§ Selected excerpt:
╭──

If you want to get anywhere, you must not fear exploration.

I was 4 in 2001. That’s when I first used a computer to go “online”. Since the beginning I had always been an inquisitive child. I knew how to set up a dial-up connection, go online, check e-mails, chat on yahoo messenger, google stuff up and what not! Despite of the dotcom mania, Microsoft Paint and Pinball had always been my favourite. I loved to write on MS Word and take casual printouts. That made me feel quite powerful.

Well now as I write this, I am a senior in college pursuing engineering degree specialising in Information Technology. Now things have changed — there’s no “dial-up”. Neither do I play Pinball nor do I take casual printouts and feel invincible.

As a child, nobody really listens to you. Everyone takes you for granted because you’re a 4 year old kid. But you know what? The computer took my commands very seriously. It did everything I asked it to do and that’s how, as a child, I felt empowered by using the computer.

I wanted to make everyone feel like their voice is being heard and action is being taken. That is why I wanted to make applications. Applications listen to people from every ethnicity, caste, religion, gender, colour. Applications don’t discriminate.

This is how I figured out that I should learn how to code and if possible, teach others how to code.

Now, I have groomed myself to make production-ready applications. Even though the learning is never ending, the satisfaction gained from applying classroom knowledge into practical world is unparalleled.

Recipe of Success, Does it Even Exist?

Mediocrity is achieved when one operates within the comfort zone. Excellence is achieved when one operates outside the comfort zone.

If I tell you that there is a pre-cooked and tested recipe of success, would you believe me? Most of you will say: No. Then why is that we keep googling “how to be successful” or watch videos like “common habits of successful people” ? Is it because we want to draw parallels from the articles and videos?

Well, short answer: there is no recipe to achieve success.

Long answer —

During the 2 year long journey of learning how to code (I’m still in the learning phase actually and it won’t ever stop), the only thing that kept me going was that the reason why I started in the first place was achieved in everything I did. At no point of time I felt that this was a waste of time/energy.

We know how terrible it is to sit in front of the screen for hours trying to solve one error. The error not only stops the code from working but also drives you crazy. There would be times when you’d want to quit and just for a holiday. Who doesn’t feel low? But the real question is: even after all this, do you still want to come back and debug that bug? Do you feel like you’ve learned so much after debugging the little bug? Does it give you a kick to do more?

There have been several highs too. For instance, getting recognised in the industry and getting appreciated means a lot. When you run your scripts without a single error and warning in the first go. When your peer comes up to you to ask you a coding question, it feels important. When you start earning money out of the very thing you love to do, it feels like a fairytale. This feeling is liberating, empowering. It feels like you can do anything. Literally anything.

╰──

§ Directions:
Please carry on the essay on learning to code from where it stops. The rows that come next are separate material, apart from the essay on learning to code.

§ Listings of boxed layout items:

╭──

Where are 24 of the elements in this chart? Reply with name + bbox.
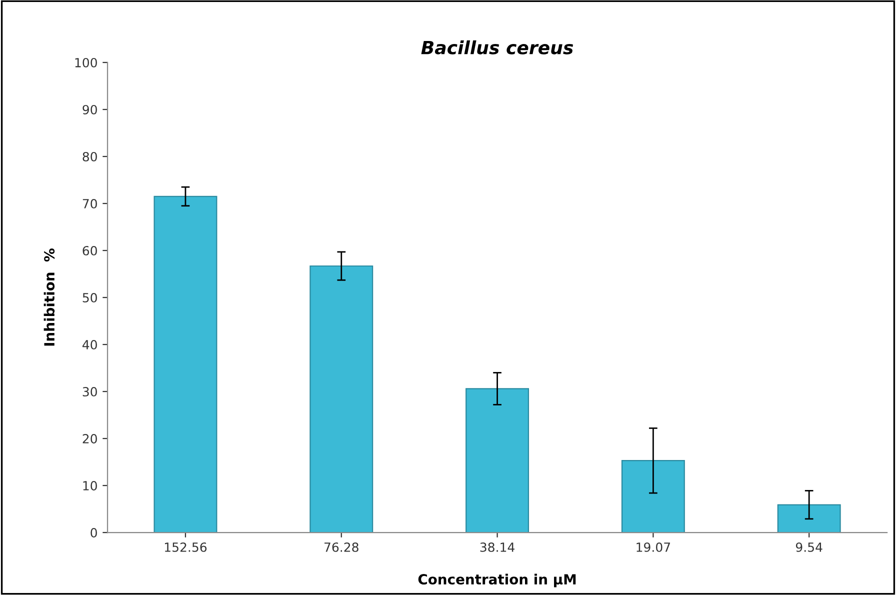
- chart-title: Bacillus cereus: [421, 40, 574, 54]
- bar: [777, 504, 841, 533]
- y-tick-label: 40: [82, 340, 97, 350]
- y-tick-label: 50: [82, 292, 97, 302]
- x-tick-label: 19.07: [636, 542, 670, 552]
- y-tick-label: 30: [82, 386, 97, 396]
- y-tick-label: 90: [82, 104, 97, 114]
- x-tick-label: 76.28: [324, 542, 358, 552]
- y-tick-label: 70: [82, 198, 97, 208]
- bar: [310, 265, 374, 533]
- bar: [621, 460, 685, 533]
- x-tick-label: 152.56: [164, 542, 207, 552]
- y-axis-title: Inhibition %: [44, 248, 55, 346]
- x-axis-title: Concentration in µM: [418, 574, 576, 588]
- y-tick-label: 80: [82, 152, 97, 162]
- y-tick-label: 0: [90, 528, 97, 538]
- bar: [154, 196, 218, 533]
- x-tick-label: 9.54: [796, 542, 822, 552]
- y-tick-label: 20: [82, 434, 97, 444]
- y-tick-label: 60: [82, 246, 97, 256]
- bar: [466, 388, 530, 533]
- y-tick-label: 100: [75, 58, 97, 68]
- y-tick-label: 10: [83, 480, 97, 490]
- x-tick-label: 38.14: [480, 542, 514, 552]
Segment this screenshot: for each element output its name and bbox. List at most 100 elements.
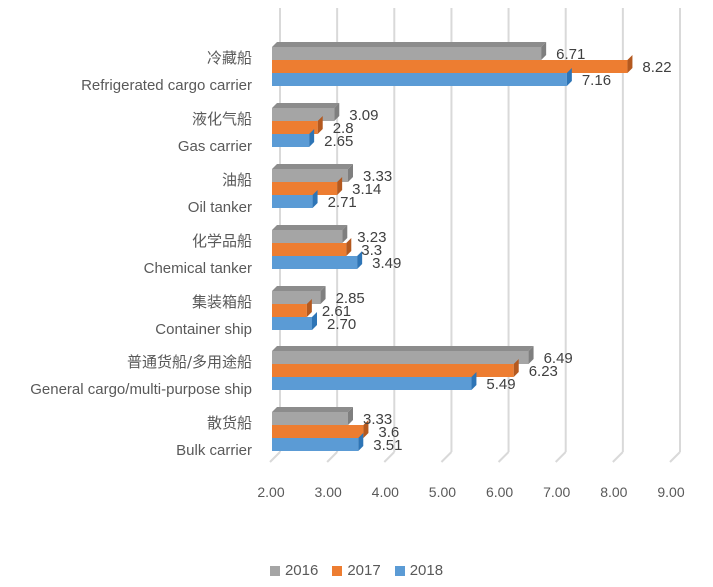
category-label-en: Refrigerated cargo carrier (81, 77, 252, 94)
data-label: 6.49 (544, 350, 573, 367)
x-axis-ticks: 2.00 3.00 4.00 5.00 6.00 7.00 8.00 9.00 (257, 484, 684, 500)
gridline-foot (269, 451, 281, 463)
category-label-en: Gas carrier (178, 138, 252, 155)
data-label: 2.70 (327, 316, 356, 333)
gridline-foot (612, 451, 624, 463)
category-label-en: Container ship (155, 321, 252, 338)
bar-2016 (272, 230, 343, 243)
category-label-zh: 油船 (222, 171, 252, 189)
gridline-foot (440, 451, 453, 463)
bar-2018 (272, 256, 358, 269)
bar-2018 (272, 73, 567, 86)
data-label: 8.22 (642, 59, 671, 76)
category-label-zh: 冷藏船 (207, 49, 252, 67)
legend-label-2017: 2017 (347, 562, 381, 579)
bar-top-face (272, 103, 340, 108)
bar-2016 (272, 412, 348, 425)
bar-2018 (272, 134, 310, 147)
category-label-zh: 化学品船 (192, 232, 252, 250)
bar-side-face (348, 164, 353, 182)
legend-item-2018: 2018 (394, 562, 444, 579)
bar-side-face (320, 286, 326, 304)
bar-side-face (357, 251, 363, 269)
bar-top-face (272, 164, 353, 169)
bar-2017 (272, 60, 628, 73)
data-label: 2.85 (336, 290, 365, 307)
bar-side-face (471, 372, 477, 390)
bar-2017 (272, 182, 338, 195)
category-label-zh: 集装箱船 (192, 293, 252, 311)
gridline-foot (383, 451, 395, 463)
bar-2018 (272, 317, 312, 330)
data-label: 3.6 (378, 424, 399, 441)
bar-side-face (309, 129, 315, 147)
bar-2016 (272, 351, 529, 364)
bar-2018 (272, 195, 313, 208)
bar-2016 (272, 108, 335, 121)
data-label: 2.71 (328, 194, 357, 211)
bar-2018 (272, 377, 472, 390)
data-label: 3.49 (372, 255, 401, 272)
bar-2016 (272, 47, 542, 60)
data-label: 2.8 (333, 120, 354, 137)
bar-side-face (337, 177, 343, 195)
category-label-en: Chemical tanker (144, 260, 252, 277)
category-label-zh: 液化气船 (192, 110, 252, 128)
legend-item-2016: 2016 (269, 562, 319, 579)
bars (272, 42, 633, 451)
bar-side-face (513, 359, 519, 377)
bar-2016 (272, 169, 348, 182)
data-label: 3.23 (357, 229, 386, 246)
legend-label-2018: 2018 (409, 562, 444, 579)
bar-2017 (272, 304, 307, 317)
bar-side-face (541, 42, 547, 60)
legend-swatch-2018 (394, 565, 405, 576)
bar-top-face (272, 346, 534, 351)
gridline-foot (326, 451, 338, 463)
bar-side-face (342, 225, 348, 243)
bar-side-face (317, 116, 323, 134)
x-tick-label: 5.00 (429, 484, 456, 500)
bar-side-face (306, 299, 312, 317)
legend-label-2016: 2016 (284, 562, 319, 579)
x-tick-label: 9.00 (657, 484, 684, 500)
bar-side-face (348, 407, 353, 425)
data-label: 6.71 (556, 46, 585, 63)
bar-side-face (358, 433, 364, 451)
legend-swatch-2017 (332, 565, 343, 576)
category-label-zh: 普通货船/多用途船 (127, 353, 252, 371)
category-label-en: General cargo/multi-purpose ship (30, 381, 252, 398)
bar-side-face (312, 190, 318, 208)
legend-item-2017: 2017 (332, 562, 381, 579)
bar-side-face (528, 346, 534, 364)
bar-2017 (272, 425, 364, 438)
category-labels: 冷藏船 Refrigerated cargo carrier 液化气船 Gas car… (30, 49, 252, 459)
category-label-zh: 散货船 (207, 414, 252, 432)
value-labels: 6.718.227.163.092.82.653.333.142.713.233… (322, 46, 672, 454)
data-label: 3.3 (361, 242, 382, 259)
legend: 2016 2017 2018 (0, 562, 713, 579)
bar-top-face (272, 407, 353, 412)
x-tick-label: 3.00 (315, 484, 342, 500)
data-label: 3.33 (363, 411, 392, 428)
data-label: 3.33 (363, 168, 392, 185)
x-tick-label: 6.00 (486, 484, 513, 500)
bar-side-face (334, 103, 340, 121)
gridline-foot (555, 451, 567, 463)
data-label: 2.61 (322, 303, 351, 320)
x-tick-label: 4.00 (372, 484, 399, 500)
data-label: 3.51 (373, 437, 402, 454)
x-tick-label: 7.00 (543, 484, 570, 500)
bar-top-face (272, 286, 326, 291)
bar-2017 (272, 121, 318, 134)
bar-side-face (627, 55, 633, 73)
data-label: 6.23 (529, 363, 558, 380)
data-label: 7.16 (582, 72, 611, 89)
gridline-foot (497, 451, 510, 463)
data-label: 2.65 (324, 133, 353, 150)
bar-side-face (566, 68, 572, 86)
bar-2017 (272, 243, 347, 256)
bar-side-face (346, 238, 352, 256)
bar-side-face (363, 420, 369, 438)
bar-side-face (312, 312, 317, 330)
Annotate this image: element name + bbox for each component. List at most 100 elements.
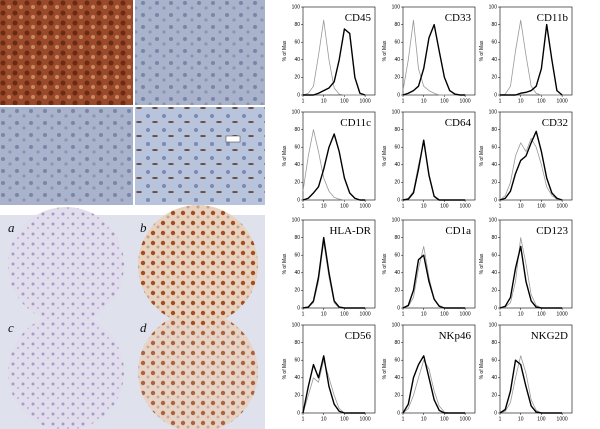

╰──

§ Output of the exercise:
The crux is to never stop exploring. Technology is full of adventure. It teaches you subtle nuances, it teaches you patience, it teaches you how to maintain things.

In programming languages, thank god their are no accents otherwise some languages in some parts of the world would be so tough to understand! The good part about programming language is that, you can bend it in whichever form you like. The versatility of some languages like JS are beyond imagination. Once upon a time JS wasn’t thought to be a good tool to use, now it is everything.

Technologist is the new God. He/she can turn around your entire world with technology like blockchain, machine learning, internet of things.

A few clicks here and a few clicks there can create just about any application. Doesn’t this sound more powerful than anything else?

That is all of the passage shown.